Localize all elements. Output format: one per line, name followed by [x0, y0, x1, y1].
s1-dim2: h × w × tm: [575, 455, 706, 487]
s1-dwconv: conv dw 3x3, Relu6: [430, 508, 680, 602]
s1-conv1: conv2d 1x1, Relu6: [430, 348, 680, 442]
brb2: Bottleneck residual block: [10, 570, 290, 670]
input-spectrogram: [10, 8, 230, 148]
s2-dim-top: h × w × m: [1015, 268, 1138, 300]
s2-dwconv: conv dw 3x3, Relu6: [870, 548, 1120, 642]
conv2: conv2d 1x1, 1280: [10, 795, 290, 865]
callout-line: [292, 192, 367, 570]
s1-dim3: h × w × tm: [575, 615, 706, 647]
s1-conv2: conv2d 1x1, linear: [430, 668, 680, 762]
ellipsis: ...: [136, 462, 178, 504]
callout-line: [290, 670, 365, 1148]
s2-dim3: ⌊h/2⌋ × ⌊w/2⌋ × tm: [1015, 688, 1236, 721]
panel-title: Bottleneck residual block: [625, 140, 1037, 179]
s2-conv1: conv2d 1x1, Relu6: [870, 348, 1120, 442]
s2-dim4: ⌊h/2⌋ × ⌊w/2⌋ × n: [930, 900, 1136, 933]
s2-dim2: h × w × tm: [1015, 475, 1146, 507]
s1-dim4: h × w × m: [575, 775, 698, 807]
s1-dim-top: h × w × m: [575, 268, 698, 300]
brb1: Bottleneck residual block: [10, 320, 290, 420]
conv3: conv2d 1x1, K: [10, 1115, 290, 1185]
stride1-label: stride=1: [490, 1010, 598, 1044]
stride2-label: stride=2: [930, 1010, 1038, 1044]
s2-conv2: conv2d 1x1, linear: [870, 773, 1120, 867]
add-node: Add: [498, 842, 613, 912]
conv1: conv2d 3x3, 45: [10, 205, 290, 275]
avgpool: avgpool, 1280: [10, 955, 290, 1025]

========

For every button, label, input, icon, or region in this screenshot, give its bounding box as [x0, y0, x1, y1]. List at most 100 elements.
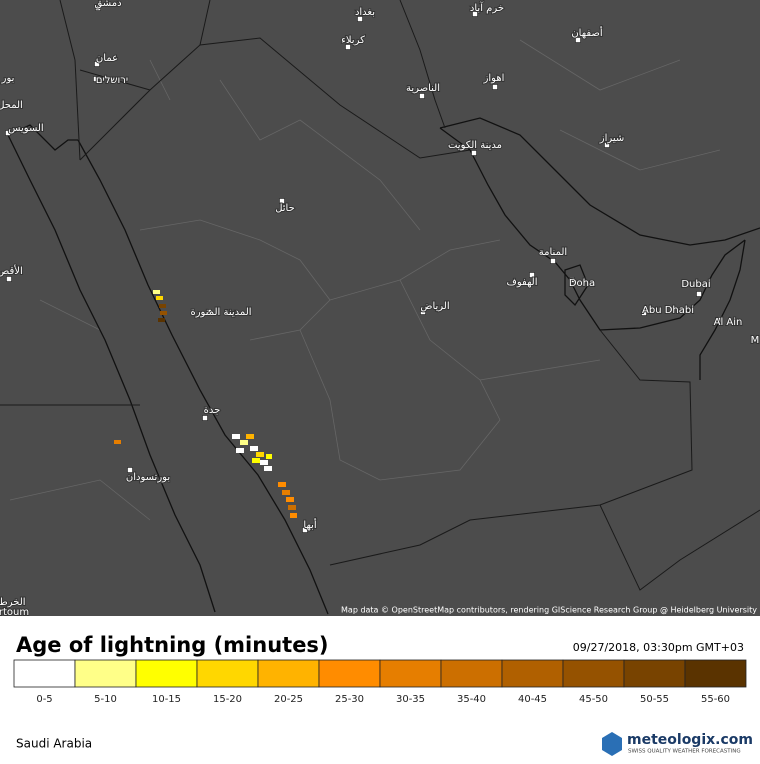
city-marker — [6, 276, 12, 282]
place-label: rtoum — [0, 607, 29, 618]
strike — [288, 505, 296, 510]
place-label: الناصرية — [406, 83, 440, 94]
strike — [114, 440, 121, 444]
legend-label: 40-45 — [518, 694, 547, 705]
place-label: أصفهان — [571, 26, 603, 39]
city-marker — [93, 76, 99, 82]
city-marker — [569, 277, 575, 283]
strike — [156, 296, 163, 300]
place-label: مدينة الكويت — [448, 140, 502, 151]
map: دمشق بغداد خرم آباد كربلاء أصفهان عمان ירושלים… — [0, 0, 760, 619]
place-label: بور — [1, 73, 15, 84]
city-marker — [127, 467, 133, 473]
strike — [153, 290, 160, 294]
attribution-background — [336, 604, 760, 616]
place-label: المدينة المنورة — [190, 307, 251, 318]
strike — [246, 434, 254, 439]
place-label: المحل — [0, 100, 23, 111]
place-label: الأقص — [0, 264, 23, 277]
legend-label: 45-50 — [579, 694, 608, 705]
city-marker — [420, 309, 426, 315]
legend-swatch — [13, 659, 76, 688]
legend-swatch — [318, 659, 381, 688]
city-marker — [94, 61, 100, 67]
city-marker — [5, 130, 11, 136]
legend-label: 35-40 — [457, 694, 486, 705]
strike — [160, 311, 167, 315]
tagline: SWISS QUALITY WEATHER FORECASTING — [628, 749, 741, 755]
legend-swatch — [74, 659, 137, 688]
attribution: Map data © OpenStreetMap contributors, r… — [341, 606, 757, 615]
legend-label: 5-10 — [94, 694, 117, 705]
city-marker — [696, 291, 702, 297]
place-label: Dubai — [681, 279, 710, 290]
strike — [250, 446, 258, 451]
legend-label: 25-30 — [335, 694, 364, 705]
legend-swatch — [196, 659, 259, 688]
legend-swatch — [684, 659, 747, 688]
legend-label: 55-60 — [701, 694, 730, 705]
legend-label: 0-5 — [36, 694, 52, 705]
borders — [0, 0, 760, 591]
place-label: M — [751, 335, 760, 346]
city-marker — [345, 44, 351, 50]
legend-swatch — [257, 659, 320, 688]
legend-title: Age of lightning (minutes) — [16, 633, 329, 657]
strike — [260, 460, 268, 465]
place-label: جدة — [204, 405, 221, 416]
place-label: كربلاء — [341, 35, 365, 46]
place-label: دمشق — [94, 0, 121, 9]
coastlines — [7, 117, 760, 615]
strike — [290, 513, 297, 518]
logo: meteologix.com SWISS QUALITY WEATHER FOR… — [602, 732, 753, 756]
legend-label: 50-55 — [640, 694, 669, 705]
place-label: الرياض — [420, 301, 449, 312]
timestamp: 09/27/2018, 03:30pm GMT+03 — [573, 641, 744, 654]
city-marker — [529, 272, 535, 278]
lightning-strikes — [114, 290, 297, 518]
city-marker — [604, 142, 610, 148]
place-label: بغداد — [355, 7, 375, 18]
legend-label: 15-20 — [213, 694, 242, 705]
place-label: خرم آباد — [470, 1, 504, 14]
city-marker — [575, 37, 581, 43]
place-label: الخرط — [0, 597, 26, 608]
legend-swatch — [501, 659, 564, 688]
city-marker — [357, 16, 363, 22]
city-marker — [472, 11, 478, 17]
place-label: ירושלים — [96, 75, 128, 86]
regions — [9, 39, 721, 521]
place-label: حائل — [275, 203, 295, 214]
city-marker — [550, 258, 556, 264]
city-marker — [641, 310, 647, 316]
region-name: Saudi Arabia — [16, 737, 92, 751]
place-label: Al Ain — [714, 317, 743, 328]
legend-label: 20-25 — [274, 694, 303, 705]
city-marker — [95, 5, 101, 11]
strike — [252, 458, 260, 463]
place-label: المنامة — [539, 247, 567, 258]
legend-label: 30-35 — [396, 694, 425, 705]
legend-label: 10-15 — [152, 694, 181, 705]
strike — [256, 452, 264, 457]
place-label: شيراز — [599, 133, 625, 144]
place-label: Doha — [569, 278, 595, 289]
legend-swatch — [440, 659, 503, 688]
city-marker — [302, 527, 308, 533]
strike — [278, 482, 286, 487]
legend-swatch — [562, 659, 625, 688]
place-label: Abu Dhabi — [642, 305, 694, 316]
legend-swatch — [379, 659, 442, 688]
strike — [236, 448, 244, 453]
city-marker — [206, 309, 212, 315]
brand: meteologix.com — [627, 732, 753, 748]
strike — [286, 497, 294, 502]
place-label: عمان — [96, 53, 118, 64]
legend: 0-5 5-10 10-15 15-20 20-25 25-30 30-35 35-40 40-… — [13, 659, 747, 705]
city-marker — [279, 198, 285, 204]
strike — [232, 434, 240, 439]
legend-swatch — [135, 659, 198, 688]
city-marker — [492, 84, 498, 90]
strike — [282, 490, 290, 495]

========

■ WHAT THIS TASK INVOLVES
Repeat the part of the listing that opens with the line containing "city-marker — [6, 276, 12, 282]" and closes with the line containing "place-label: مدينة الكويت", including both of those lines.

■ EXERCISE OUTPUT
city-marker — [6, 276, 12, 282]
place-label: rtoum — [0, 607, 29, 618]
strike — [288, 505, 296, 510]
place-label: الناصرية — [406, 83, 440, 94]
strike — [114, 440, 121, 444]
legend-label: 40-45 — [518, 694, 547, 705]
place-label: أصفهان — [571, 26, 603, 39]
city-marker — [93, 76, 99, 82]
city-marker — [569, 277, 575, 283]
strike — [156, 296, 163, 300]
place-label: مدينة الكويت — [448, 140, 502, 151]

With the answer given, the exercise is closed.